> [Required task]:
What is the count of lines that hold the word "рассмотрения"? Give only the number.

--- START Source records ---

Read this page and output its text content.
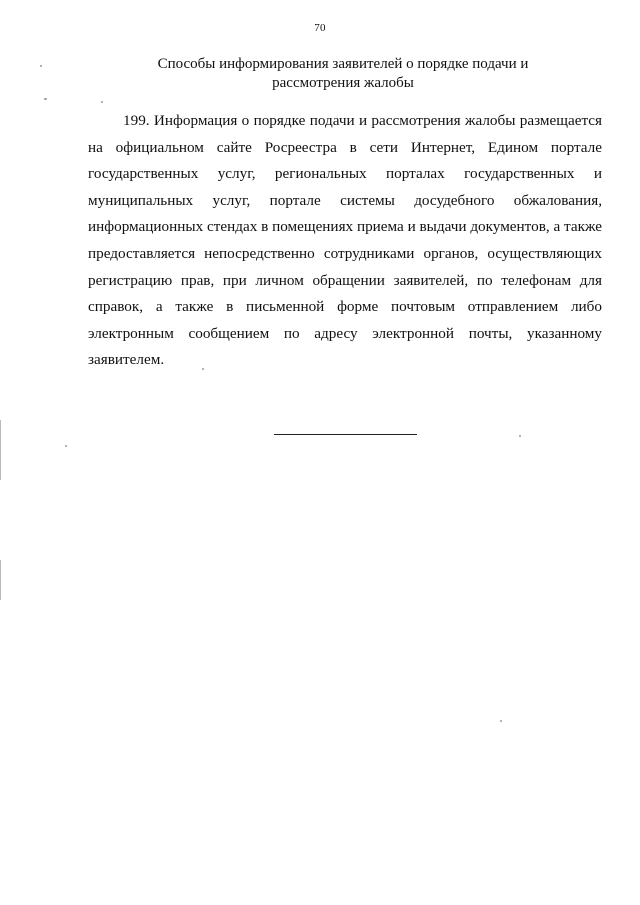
70
Способы информирования заявителей о порядке подачи и
рассмотрения жалобы
199. Информация о порядке подачи и рассмотрения жалобы размещается
на официальном сайте Росреестра в сети Интернет, Едином портале
государственных услуг, региональных порталах государственных и
муниципальных услуг, портале системы досудебного обжалования,
информационных стендах в помещениях приема и выдачи документов, а также
предоставляется непосредственно сотрудниками органов, осуществляющих
регистрацию прав, при личном обращении заявителей, по телефонам для
справок, а также в письменной форме почтовым отправлением либо
электронным сообщением по адресу электронной почты, указанному
заявителем.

--- END Source records ---

> [Written answer]:
2